GIVEN INSTRUCTION: Copy each record exactly as it reads, leaving out any pictures it holds.

Stored data entries
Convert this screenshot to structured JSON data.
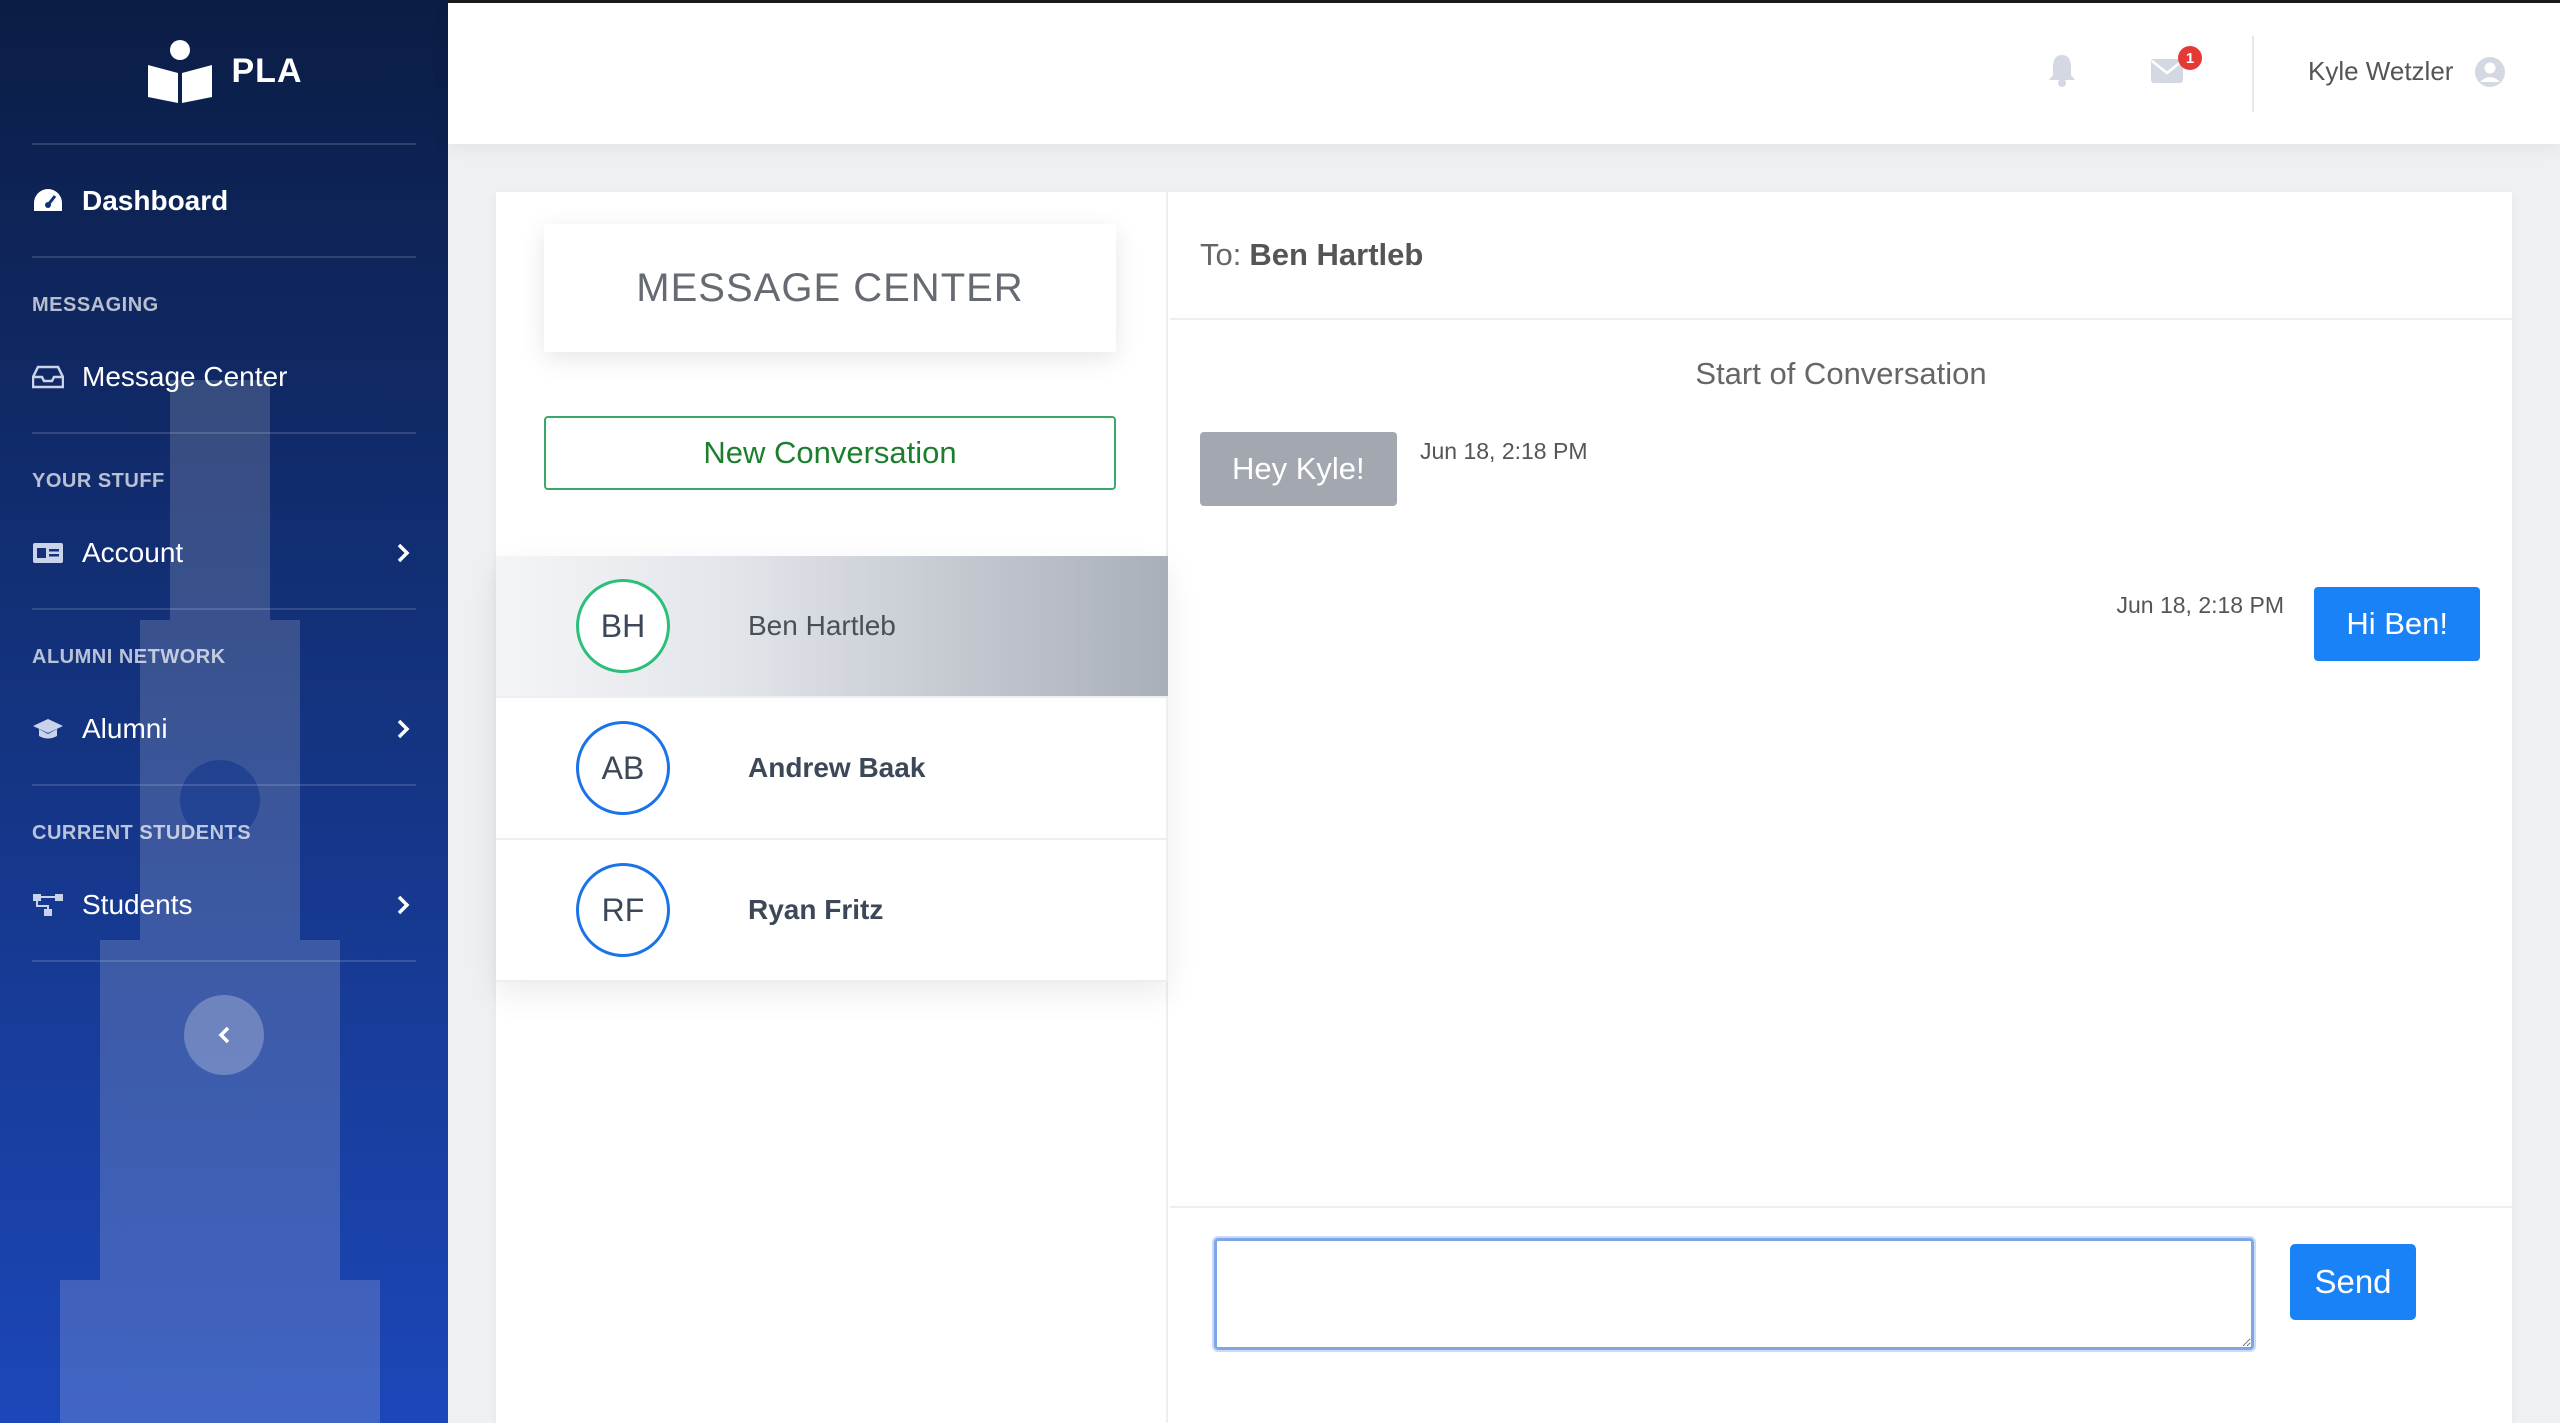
{
  "brand": {
    "name": "PLA"
  },
  "sidebar": {
    "dashboard_label": "Dashboard",
    "sections": {
      "messaging": "MESSAGING",
      "your_stuff": "YOUR STUFF",
      "alumni_network": "ALUMNI NETWORK",
      "current_students": "CURRENT STUDENTS"
    },
    "items": {
      "message_center": "Message Center",
      "account": "Account",
      "alumni": "Alumni",
      "students": "Students"
    }
  },
  "topbar": {
    "user_name": "Kyle Wetzler",
    "mail_badge": "1"
  },
  "left_panel": {
    "title": "MESSAGE CENTER",
    "new_conversation_label": "New Conversation",
    "conversations": [
      {
        "initials": "BH",
        "name": "Ben Hartleb"
      },
      {
        "initials": "AB",
        "name": "Andrew Baak"
      },
      {
        "initials": "RF",
        "name": "Ryan Fritz"
      }
    ]
  },
  "chat": {
    "to_prefix": "To:",
    "to_name": "Ben Hartleb",
    "start_label": "Start of Conversation",
    "messages": [
      {
        "text": "Hey Kyle!",
        "time": "Jun 18, 2:18 PM"
      },
      {
        "text": "Hi Ben!",
        "time": "Jun 18, 2:18 PM"
      }
    ],
    "input_value": "",
    "send_label": "Send"
  },
  "colors": {
    "sidebar_top": "#0b1d45",
    "sidebar_bottom": "#1c47b9",
    "accent_blue": "#1a82f7",
    "accent_green": "#3aa86a",
    "incoming_bubble": "#a3a8b0",
    "badge_red": "#e53935"
  }
}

WRITTEN SOLUTION:
Convert this screenshot to structured JSON data.
{
  "brand": {
    "name": "PLA"
  },
  "sidebar": {
    "dashboard_label": "Dashboard",
    "sections": {
      "messaging": "MESSAGING",
      "your_stuff": "YOUR STUFF",
      "alumni_network": "ALUMNI NETWORK",
      "current_students": "CURRENT STUDENTS"
    },
    "items": {
      "message_center": "Message Center",
      "account": "Account",
      "alumni": "Alumni",
      "students": "Students"
    }
  },
  "topbar": {
    "user_name": "Kyle Wetzler",
    "mail_badge": "1"
  },
  "left_panel": {
    "title": "MESSAGE CENTER",
    "new_conversation_label": "New Conversation",
    "conversations": [
      {
        "initials": "BH",
        "name": "Ben Hartleb"
      },
      {
        "initials": "AB",
        "name": "Andrew Baak"
      },
      {
        "initials": "RF",
        "name": "Ryan Fritz"
      }
    ]
  },
  "chat": {
    "to_prefix": "To:",
    "to_name": "Ben Hartleb",
    "start_label": "Start of Conversation",
    "messages": [
      {
        "text": "Hey Kyle!",
        "time": "Jun 18, 2:18 PM"
      },
      {
        "text": "Hi Ben!",
        "time": "Jun 18, 2:18 PM"
      }
    ],
    "input_value": "",
    "send_label": "Send"
  },
  "colors": {
    "sidebar_top": "#0b1d45",
    "sidebar_bottom": "#1c47b9",
    "accent_blue": "#1a82f7",
    "accent_green": "#3aa86a",
    "incoming_bubble": "#a3a8b0",
    "badge_red": "#e53935"
  }
}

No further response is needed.